Each entry must be given again exactly; images do not belong in the copy.

Input records:

* Start *

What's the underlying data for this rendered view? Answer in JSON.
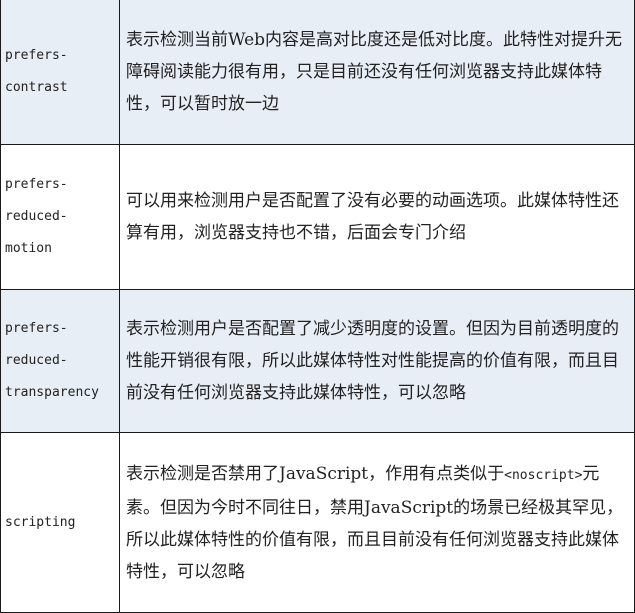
{
  "rows": [
    {
      "key": "prefers-\ncontrast",
      "desc": "表示检测当前Web内容是高对比度还是低对比度。此特性对提升无障碍阅读能力很有用，只是目前还没有任何浏览器支持此媒体特性，可以暂时放一边"
    },
    {
      "key": "prefers-\nreduced-\nmotion",
      "desc": "可以用来检测用户是否配置了没有必要的动画选项。此媒体特性还算有用，浏览器支持也不错，后面会专门介绍"
    },
    {
      "key": "prefers-\nreduced-\ntransparency",
      "desc": "表示检测用户是否配置了减少透明度的设置。但因为目前透明度的性能开销很有限，所以此媒体特性对性能提高的价值有限，而且目前没有任何浏览器支持此媒体特性，可以忽略"
    },
    {
      "key": "scripting",
      "desc_a": "表示检测是否禁用了JavaScript，作用有点类似于",
      "desc_code": "<noscript>",
      "desc_b": "元素。但因为今时不同往日，禁用JavaScript的场景已经极其罕见，所以此媒体特性的价值有限，而且目前没有任何浏览器支持此媒体特性，可以忽略"
    }
  ]
}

* End *

Exercise output:
What's the underlying data for this rendered view? Answer in JSON.
{
  "rows": [
    {
      "key": "prefers-\ncontrast",
      "desc": "表示检测当前Web内容是高对比度还是低对比度。此特性对提升无障碍阅读能力很有用，只是目前还没有任何浏览器支持此媒体特性，可以暂时放一边"
    },
    {
      "key": "prefers-\nreduced-\nmotion",
      "desc": "可以用来检测用户是否配置了没有必要的动画选项。此媒体特性还算有用，浏览器支持也不错，后面会专门介绍"
    },
    {
      "key": "prefers-\nreduced-\ntransparency",
      "desc": "表示检测用户是否配置了减少透明度的设置。但因为目前透明度的性能开销很有限，所以此媒体特性对性能提高的价值有限，而且目前没有任何浏览器支持此媒体特性，可以忽略"
    },
    {
      "key": "scripting",
      "desc_a": "表示检测是否禁用了JavaScript，作用有点类似于",
      "desc_code": "<noscript>",
      "desc_b": "元素。但因为今时不同往日，禁用JavaScript的场景已经极其罕见，所以此媒体特性的价值有限，而且目前没有任何浏览器支持此媒体特性，可以忽略"
    }
  ]
}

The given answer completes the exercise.